Review the material line by line. Identify and copy every line that contains the string "außerhalb".

[Start]

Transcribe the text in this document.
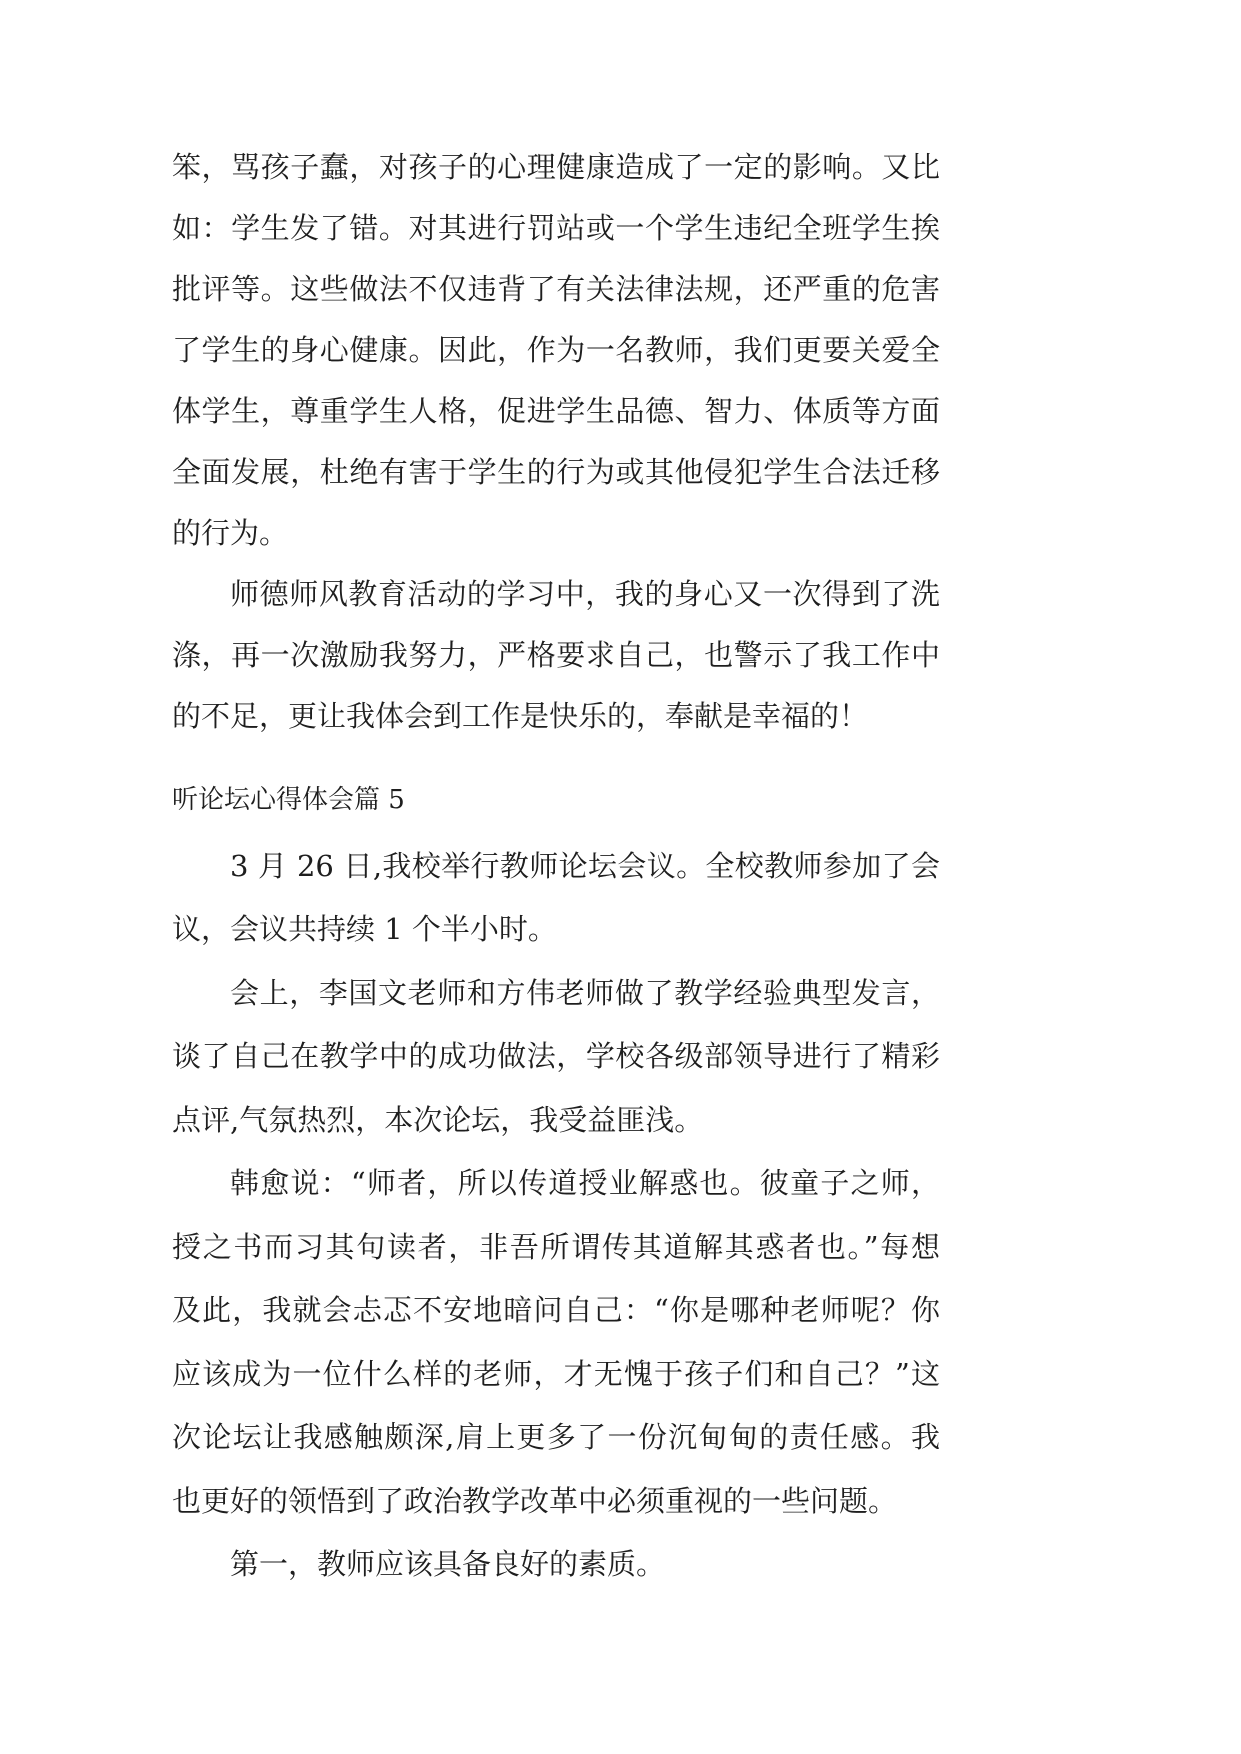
笨，骂孩子蠢，对孩子的心理健康造成了一定的影响。又比
如：学生发了错。对其进行罚站或一个学生违纪全班学生挨
批评等。这些做法不仅违背了有关法律法规，还严重的危害
了学生的身心健康。因此，作为一名教师，我们更要关爱全
体学生，尊重学生人格，促进学生品德、智力、体质等方面
全面发展，杜绝有害于学生的行为或其他侵犯学生合法迁移
的行为。
师德师风教育活动的学习中，我的身心又一次得到了洗
涤，再一次激励我努力，严格要求自己，也警示了我工作中
的不足，更让我体会到工作是快乐的，奉献是幸福的！
听论坛心得体会篇 5
3 月 26 日,我校举行教师论坛会议。全校教师参加了会
议，会议共持续 1 个半小时。
会上，李国文老师和方伟老师做了教学经验典型发言，
谈了自己在教学中的成功做法，学校各级部领导进行了精彩
点评,气氛热烈，本次论坛，我受益匪浅。
韩愈说：“师者，所以传道授业解惑也。彼童子之师，
授之书而习其句读者，非吾所谓传其道解其惑者也。”每想
及此，我就会忐忑不安地暗问自己：“你是哪种老师呢？你
应该成为一位什么样的老师，才无愧于孩子们和自己？”这
次论坛让我感触颇深,肩上更多了一份沉甸甸的责任感。我
也更好的领悟到了政治教学改革中必须重视的一些问题。
第一，教师应该具备良好的素质。
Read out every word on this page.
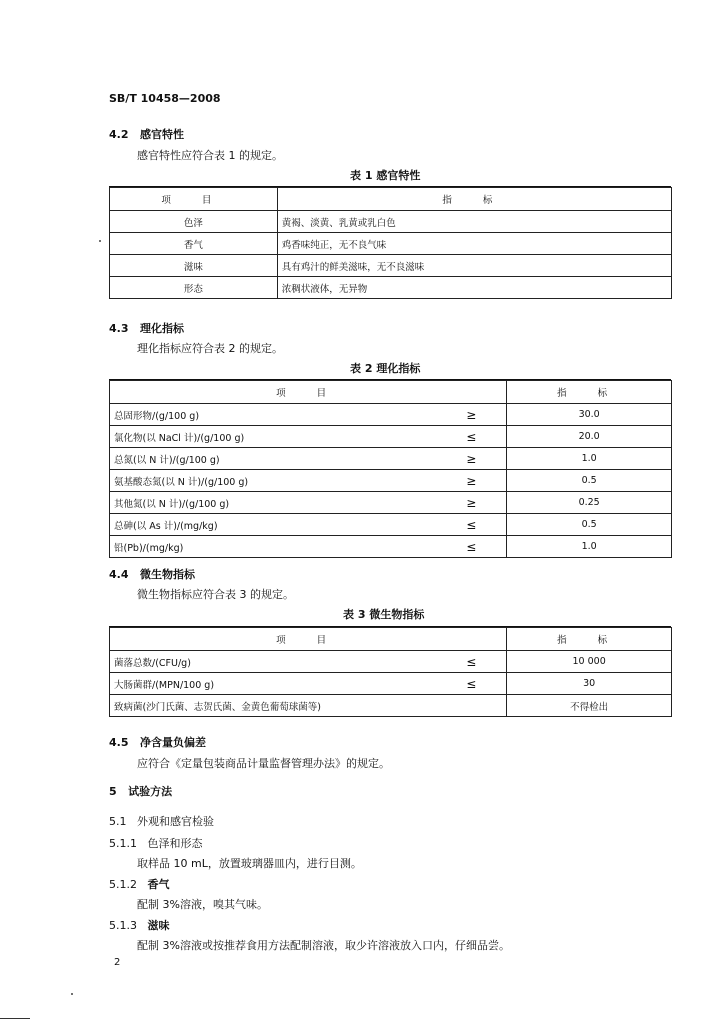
SB/T 10458—2008
4.2 感官特性
感官特性应符合表 1 的规定。
表 1 感官特性
项 目	指 标
色泽	黄褐、淡黄、乳黄或乳白色
香气	鸡香味纯正，无不良气味
滋味	具有鸡汁的鲜美滋味，无不良滋味
形态	浓稠状液体，无异物
4.3 理化指标
理化指标应符合表 2 的规定。
表 2 理化指标
项 目		指 标
总固形物/(g/100 g)	≥	30.0
氯化物(以 NaCl 计)/(g/100 g)	≤	20.0
总氮(以 N 计)/(g/100 g)	≥	1.0
氨基酸态氮(以 N 计)/(g/100 g)	≥	0.5
其他氮(以 N 计)/(g/100 g)	≥	0.25
总砷(以 As 计)/(mg/kg)	≤	0.5
铅(Pb)/(mg/kg)	≤	1.0
4.4 微生物指标
微生物指标应符合表 3 的规定。
表 3 微生物指标
项 目		指 标
菌落总数/(CFU/g)	≤	10 000
大肠菌群/(MPN/100 g)	≤	30
致病菌(沙门氏菌、志贺氏菌、金黄色葡萄球菌等)		不得检出
4.5 净含量负偏差
应符合《定量包装商品计量监督管理办法》的规定。
5 试验方法
5.1 外观和感官检验
5.1.1 色泽和形态
取样品 10 mL，放置玻璃器皿内，进行目测。
5.1.2 香气
配制 3%溶液，嗅其气味。
5.1.3 滋味
配制 3%溶液或按推荐食用方法配制溶液，取少许溶液放入口内，仔细品尝。
2
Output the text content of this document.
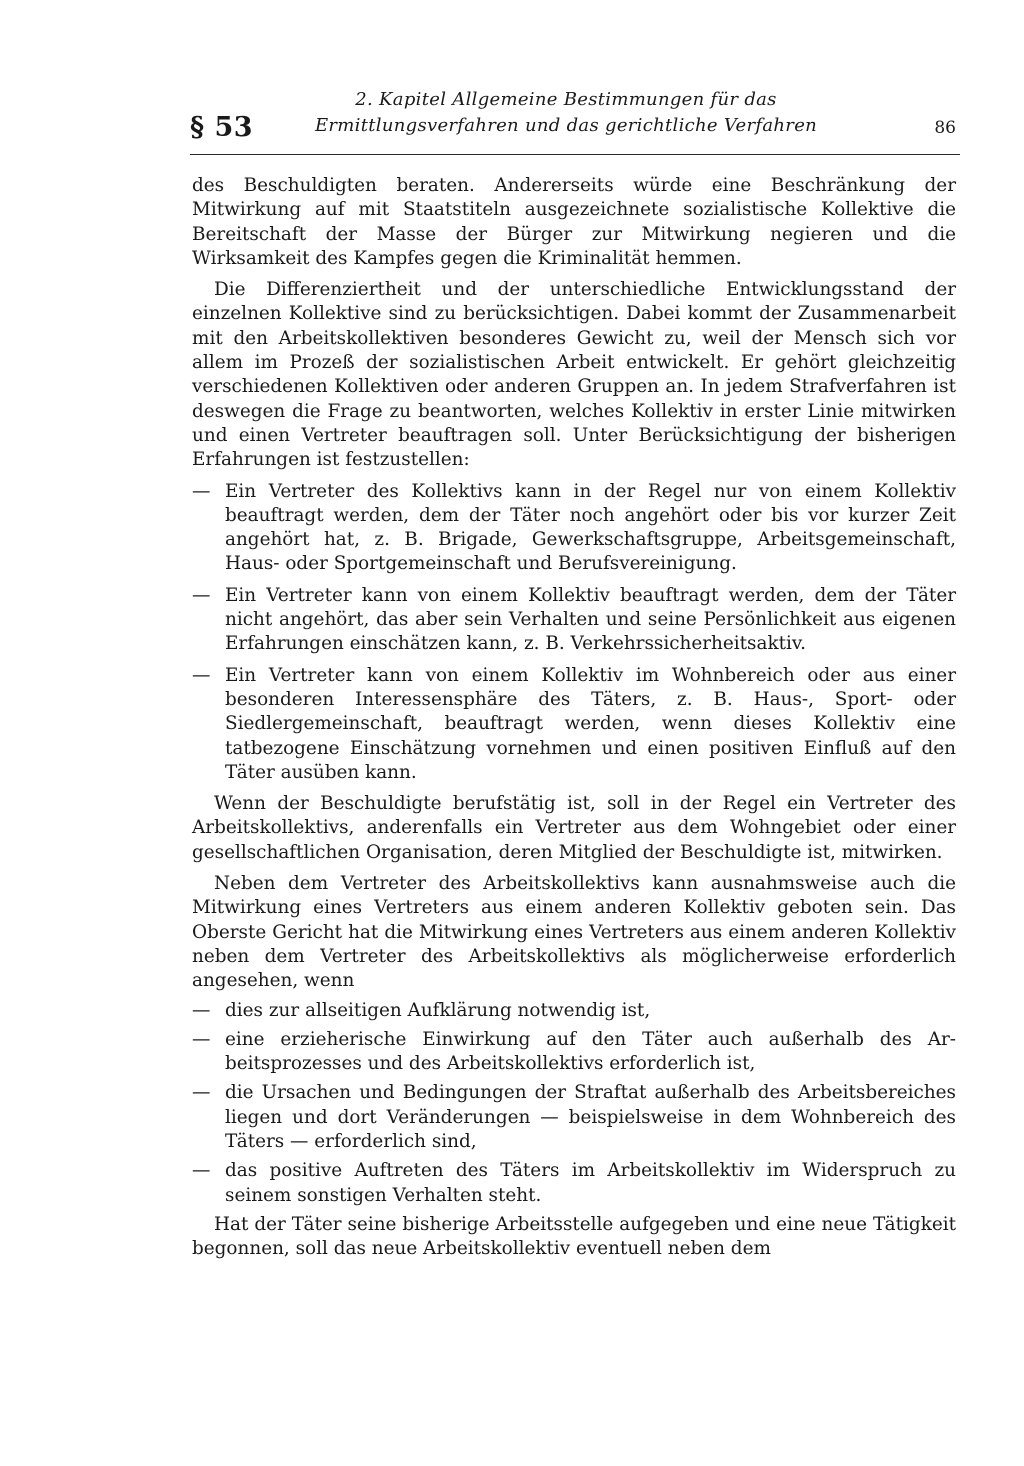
§ 53
2. Kapitel Allgemeine Bestimmungen für das
Ermittlungsverfahren und das gerichtliche Verfahren	86

des Beschuldigten beraten. Andererseits würde eine Beschränkung der Mitwirkung auf mit Staatstiteln ausgezeichnete sozialistische Kollektive die Bereitschaft der Masse der Bürger zur Mitwirkung negieren und die Wirksamkeit des Kampfes gegen die Kriminalität hemmen.

Die Differenziertheit und der unterschiedliche Entwicklungsstand der einzelnen Kollektive sind zu berücksichtigen. Dabei kommt der Zusammenarbeit mit den Arbeitskollektiven besonderes Gewicht zu, weil der Mensch sich vor allem im Prozeß der sozialistischen Arbeit entwickelt. Er gehört gleichzeitig verschiedenen Kollektiven oder anderen Gruppen an. In jedem Strafverfahren ist deswegen die Frage zu beantworten, welches Kollektiv in erster Linie mitwirken und einen Vertreter beauftragen soll. Unter Berücksichtigung der bisherigen Erfahrungen ist festzustellen:

— Ein Vertreter des Kollektivs kann in der Regel nur von einem Kollektiv beauftragt werden, dem der Täter noch angehört oder bis vor kurzer Zeit angehört hat, z. B. Brigade, Gewerkschaftsgruppe, Arbeitsgemeinschaft, Haus- oder Sportgemeinschaft und Berufsvereinigung.
— Ein Vertreter kann von einem Kollektiv beauftragt werden, dem der Täter nicht angehört, das aber sein Verhalten und seine Persönlichkeit aus eigenen Erfahrungen einschätzen kann, z. B. Verkehrssicherheitsaktiv.
— Ein Vertreter kann von einem Kollektiv im Wohnbereich oder aus einer besonderen Interessensphäre des Täters, z. B. Haus-, Sport- oder Siedlergemeinschaft, beauftragt werden, wenn dieses Kollektiv eine tatbezogene Einschätzung vornehmen und einen positiven Einfluß auf den Täter ausüben kann.

Wenn der Beschuldigte berufstätig ist, soll in der Regel ein Vertreter des Arbeitskollektivs, anderenfalls ein Vertreter aus dem Wohngebiet oder einer gesellschaftlichen Organisation, deren Mitglied der Beschuldigte ist, mitwirken.

Neben dem Vertreter des Arbeitskollektivs kann ausnahmsweise auch die Mitwirkung eines Vertreters aus einem anderen Kollektiv geboten sein. Das Oberste Gericht hat die Mitwirkung eines Vertreters aus einem anderen Kollektiv neben dem Vertreter des Arbeitskollektivs als möglicherweise erforderlich angesehen, wenn

— dies zur allseitigen Aufklärung notwendig ist,
— eine erzieherische Einwirkung auf den Täter auch außerhalb des Arbeitsprozesses und des Arbeitskollektivs erforderlich ist,
— die Ursachen und Bedingungen der Straftat außerhalb des Arbeitsbereiches liegen und dort Veränderungen — beispielsweise in dem Wohnbereich des Täters — erforderlich sind,
— das positive Auftreten des Täters im Arbeitskollektiv im Widerspruch zu seinem sonstigen Verhalten steht.

Hat der Täter seine bisherige Arbeitsstelle aufgegeben und eine neue Tätigkeit begonnen, soll das neue Arbeitskollektiv eventuell neben dem
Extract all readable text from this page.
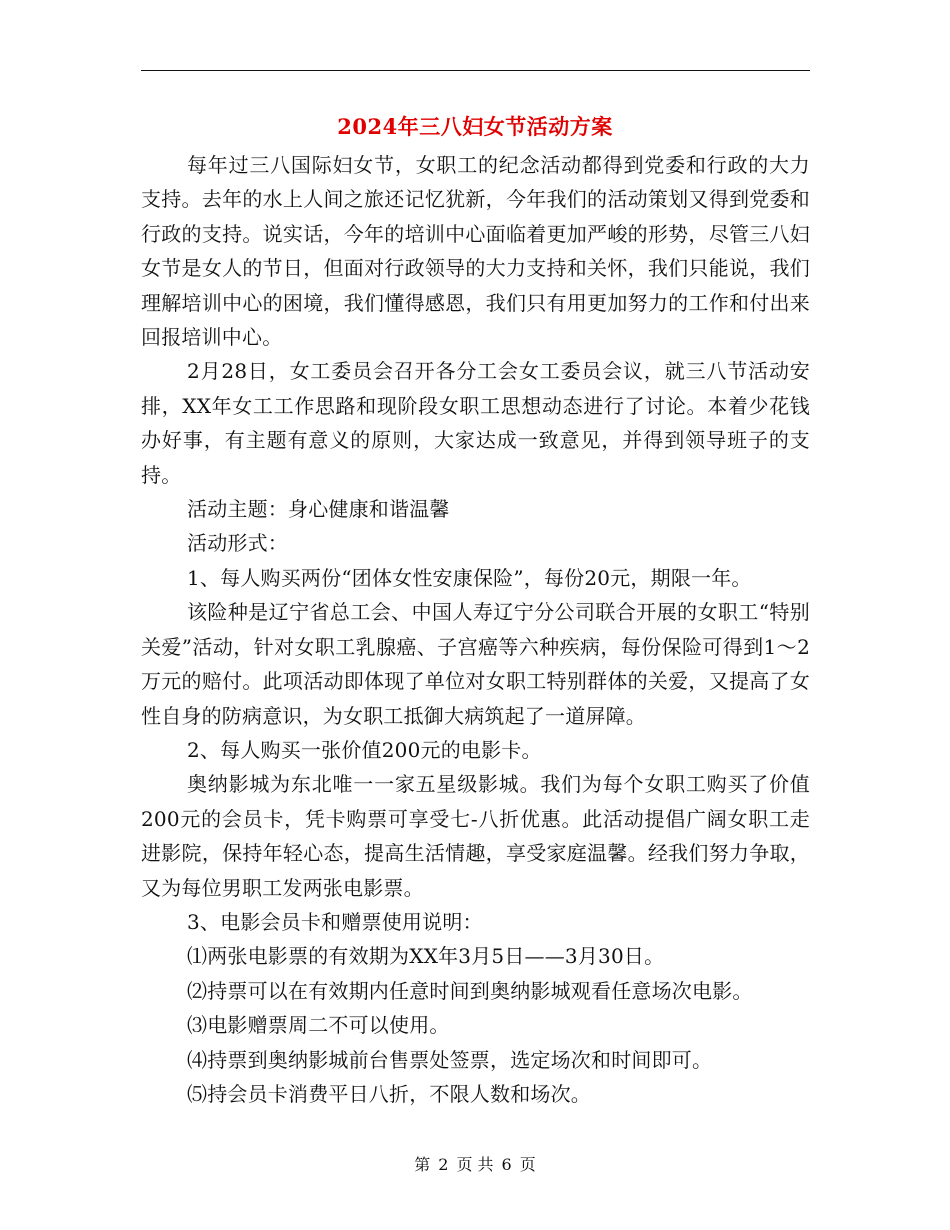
2024年三八妇女节活动方案

每年过三八国际妇女节，女职工的纪念活动都得到党委和行政的大力支持。去年的水上人间之旅还记忆犹新，今年我们的活动策划又得到党委和行政的支持。说实话，今年的培训中心面临着更加严峻的形势，尽管三八妇女节是女人的节日，但面对行政领导的大力支持和关怀，我们只能说，我们理解培训中心的困境，我们懂得感恩，我们只有用更加努力的工作和付出来回报培训中心。

2月28日，女工委员会召开各分工会女工委员会议，就三八节活动安排，XX年女工工作思路和现阶段女职工思想动态进行了讨论。本着少花钱办好事，有主题有意义的原则，大家达成一致意见，并得到领导班子的支持。

活动主题：身心健康和谐温馨

活动形式：

1、每人购买两份“团体女性安康保险”，每份20元，期限一年。

该险种是辽宁省总工会、中国人寿辽宁分公司联合开展的女职工“特别关爱”活动，针对女职工乳腺癌、子宫癌等六种疾病，每份保险可得到1～2万元的赔付。此项活动即体现了单位对女职工特别群体的关爱，又提高了女性自身的防病意识，为女职工抵御大病筑起了一道屏障。

2、每人购买一张价值200元的电影卡。

奥纳影城为东北唯一一家五星级影城。我们为每个女职工购买了价值200元的会员卡，凭卡购票可享受七-八折优惠。此活动提倡广阔女职工走进影院，保持年轻心态，提高生活情趣，享受家庭温馨。经我们努力争取，又为每位男职工发两张电影票。

3、电影会员卡和赠票使用说明：

⑴两张电影票的有效期为XX年3月5日——3月30日。

⑵持票可以在有效期内任意时间到奥纳影城观看任意场次电影。

⑶电影赠票周二不可以使用。

⑷持票到奥纳影城前台售票处签票，选定场次和时间即可。

⑸持会员卡消费平日八折，不限人数和场次。

第 2 页 共 6 页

[End]

## SOLUTION TO THE EXERCISE
— eine erzieherische Einwirkung auf den Täter auch außerhalb des Arbeitsprozesses und des Arbeitskollektivs erforderlich ist,
— die Ursachen und Bedingungen der Straftat außerhalb des Arbeitsbereiches liegen und dort Veränderungen — beispielsweise in dem Wohnbereich des Täters — erforderlich sind,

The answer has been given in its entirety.